• [GIVEN INSTRUCTION]
Repeat all of the records verbatim.

• [RECORD SET]
####

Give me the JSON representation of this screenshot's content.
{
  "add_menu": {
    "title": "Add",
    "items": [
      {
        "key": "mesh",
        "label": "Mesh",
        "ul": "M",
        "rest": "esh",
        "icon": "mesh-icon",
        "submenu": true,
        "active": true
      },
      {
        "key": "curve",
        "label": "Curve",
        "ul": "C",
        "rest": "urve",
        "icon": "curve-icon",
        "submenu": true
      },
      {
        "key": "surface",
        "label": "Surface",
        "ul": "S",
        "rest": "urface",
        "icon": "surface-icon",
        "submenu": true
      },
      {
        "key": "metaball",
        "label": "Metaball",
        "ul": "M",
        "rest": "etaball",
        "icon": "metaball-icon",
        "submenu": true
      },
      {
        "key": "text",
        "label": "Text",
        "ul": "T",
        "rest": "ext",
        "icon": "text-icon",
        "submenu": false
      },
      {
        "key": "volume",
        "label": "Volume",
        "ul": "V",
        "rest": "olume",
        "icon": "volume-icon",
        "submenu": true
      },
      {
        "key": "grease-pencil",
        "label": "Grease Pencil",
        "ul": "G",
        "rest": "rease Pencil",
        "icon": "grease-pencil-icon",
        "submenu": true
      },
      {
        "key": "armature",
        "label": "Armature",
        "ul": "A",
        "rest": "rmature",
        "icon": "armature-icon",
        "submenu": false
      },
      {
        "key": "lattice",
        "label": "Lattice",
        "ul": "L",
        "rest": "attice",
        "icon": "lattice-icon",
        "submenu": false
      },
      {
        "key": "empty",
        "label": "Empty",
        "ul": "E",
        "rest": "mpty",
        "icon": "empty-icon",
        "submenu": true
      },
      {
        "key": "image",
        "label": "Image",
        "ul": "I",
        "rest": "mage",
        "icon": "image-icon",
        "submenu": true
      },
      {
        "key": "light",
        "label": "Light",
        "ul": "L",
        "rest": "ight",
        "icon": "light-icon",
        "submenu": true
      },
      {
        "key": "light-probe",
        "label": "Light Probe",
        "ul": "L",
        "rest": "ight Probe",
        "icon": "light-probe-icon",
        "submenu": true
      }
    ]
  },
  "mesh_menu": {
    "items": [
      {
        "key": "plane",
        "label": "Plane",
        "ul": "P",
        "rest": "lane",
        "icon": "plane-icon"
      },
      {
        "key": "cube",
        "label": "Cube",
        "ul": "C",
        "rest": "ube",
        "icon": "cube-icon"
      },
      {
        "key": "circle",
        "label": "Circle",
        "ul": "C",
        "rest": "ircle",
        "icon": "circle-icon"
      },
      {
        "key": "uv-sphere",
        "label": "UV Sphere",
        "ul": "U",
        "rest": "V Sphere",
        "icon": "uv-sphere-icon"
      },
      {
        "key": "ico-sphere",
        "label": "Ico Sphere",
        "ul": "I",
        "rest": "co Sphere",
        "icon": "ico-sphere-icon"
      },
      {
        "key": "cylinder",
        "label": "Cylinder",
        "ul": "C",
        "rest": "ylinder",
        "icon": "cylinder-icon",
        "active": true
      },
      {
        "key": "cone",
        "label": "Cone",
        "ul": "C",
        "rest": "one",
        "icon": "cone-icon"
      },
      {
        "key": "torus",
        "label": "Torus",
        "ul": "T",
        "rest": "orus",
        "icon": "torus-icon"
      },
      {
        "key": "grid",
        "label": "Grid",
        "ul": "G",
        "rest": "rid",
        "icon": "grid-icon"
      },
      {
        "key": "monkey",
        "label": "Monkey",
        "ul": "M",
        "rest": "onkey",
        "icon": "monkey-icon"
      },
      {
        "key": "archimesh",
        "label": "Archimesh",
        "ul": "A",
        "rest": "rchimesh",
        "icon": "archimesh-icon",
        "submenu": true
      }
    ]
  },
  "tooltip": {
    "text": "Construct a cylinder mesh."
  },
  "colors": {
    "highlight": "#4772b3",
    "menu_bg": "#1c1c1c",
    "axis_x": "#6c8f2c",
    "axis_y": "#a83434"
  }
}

####

• [SOLUTION]
Give me the JSON representation of this screenshot's content.
{
  "add_menu": {
    "title": "Add",
    "items": [
      {
        "key": "mesh",
        "label": "Mesh",
        "ul": "M",
        "rest": "esh",
        "icon": "mesh-icon",
        "submenu": true,
        "active": true
      },
      {
        "key": "curve",
        "label": "Curve",
        "ul": "C",
        "rest": "urve",
        "icon": "curve-icon",
        "submenu": true
      },
      {
        "key": "surface",
        "label": "Surface",
        "ul": "S",
        "rest": "urface",
        "icon": "surface-icon",
        "submenu": true
      },
      {
        "key": "metaball",
        "label": "Metaball",
        "ul": "M",
        "rest": "etaball",
        "icon": "metaball-icon",
        "submenu": true
      },
      {
        "key": "text",
        "label": "Text",
        "ul": "T",
        "rest": "ext",
        "icon": "text-icon",
        "submenu": false
      },
      {
        "key": "volume",
        "label": "Volume",
        "ul": "V",
        "rest": "olume",
        "icon": "volume-icon",
        "submenu": true
      },
      {
        "key": "grease-pencil",
        "label": "Grease Pencil",
        "ul": "G",
        "rest": "rease Pencil",
        "icon": "grease-pencil-icon",
        "submenu": true
      },
      {
        "key": "armature",
        "label": "Armature",
        "ul": "A",
        "rest": "rmature",
        "icon": "armature-icon",
        "submenu": false
      },
      {
        "key": "lattice",
        "label": "Lattice",
        "ul": "L",
        "rest": "attice",
        "icon": "lattice-icon",
        "submenu": false
      },
      {
        "key": "empty",
        "label": "Empty",
        "ul": "E",
        "rest": "mpty",
        "icon": "empty-icon",
        "submenu": true
      },
      {
        "key": "image",
        "label": "Image",
        "ul": "I",
        "rest": "mage",
        "icon": "image-icon",
        "submenu": true
      },
      {
        "key": "light",
        "label": "Light",
        "ul": "L",
        "rest": "ight",
        "icon": "light-icon",
        "submenu": true
      },
      {
        "key": "light-probe",
        "label": "Light Probe",
        "ul": "L",
        "rest": "ight Probe",
        "icon": "light-probe-icon",
        "submenu": true
      }
    ]
  },
  "mesh_menu": {
    "items": [
      {
        "key": "plane",
        "label": "Plane",
        "ul": "P",
        "rest": "lane",
        "icon": "plane-icon"
      },
      {
        "key": "cube",
        "label": "Cube",
        "ul": "C",
        "rest": "ube",
        "icon": "cube-icon"
      },
      {
        "key": "circle",
        "label": "Circle",
        "ul": "C",
        "rest": "ircle",
        "icon": "circle-icon"
      },
      {
        "key": "uv-sphere",
        "label": "UV Sphere",
        "ul": "U",
        "rest": "V Sphere",
        "icon": "uv-sphere-icon"
      },
      {
        "key": "ico-sphere",
        "label": "Ico Sphere",
        "ul": "I",
        "rest": "co Sphere",
        "icon": "ico-sphere-icon"
      },
      {
        "key": "cylinder",
        "label": "Cylinder",
        "ul": "C",
        "rest": "ylinder",
        "icon": "cylinder-icon",
        "active": true
      },
      {
        "key": "cone",
        "label": "Cone",
        "ul": "C",
        "rest": "one",
        "icon": "cone-icon"
      },
      {
        "key": "torus",
        "label": "Torus",
        "ul": "T",
        "rest": "orus",
        "icon": "torus-icon"
      },
      {
        "key": "grid",
        "label": "Grid",
        "ul": "G",
        "rest": "rid",
        "icon": "grid-icon"
      },
      {
        "key": "monkey",
        "label": "Monkey",
        "ul": "M",
        "rest": "onkey",
        "icon": "monkey-icon"
      },
      {
        "key": "archimesh",
        "label": "Archimesh",
        "ul": "A",
        "rest": "rchimesh",
        "icon": "archimesh-icon",
        "submenu": true
      }
    ]
  },
  "tooltip": {
    "text": "Construct a cylinder mesh."
  },
  "colors": {
    "highlight": "#4772b3",
    "menu_bg": "#1c1c1c",
    "axis_x": "#6c8f2c",
    "axis_y": "#a83434"
  }
}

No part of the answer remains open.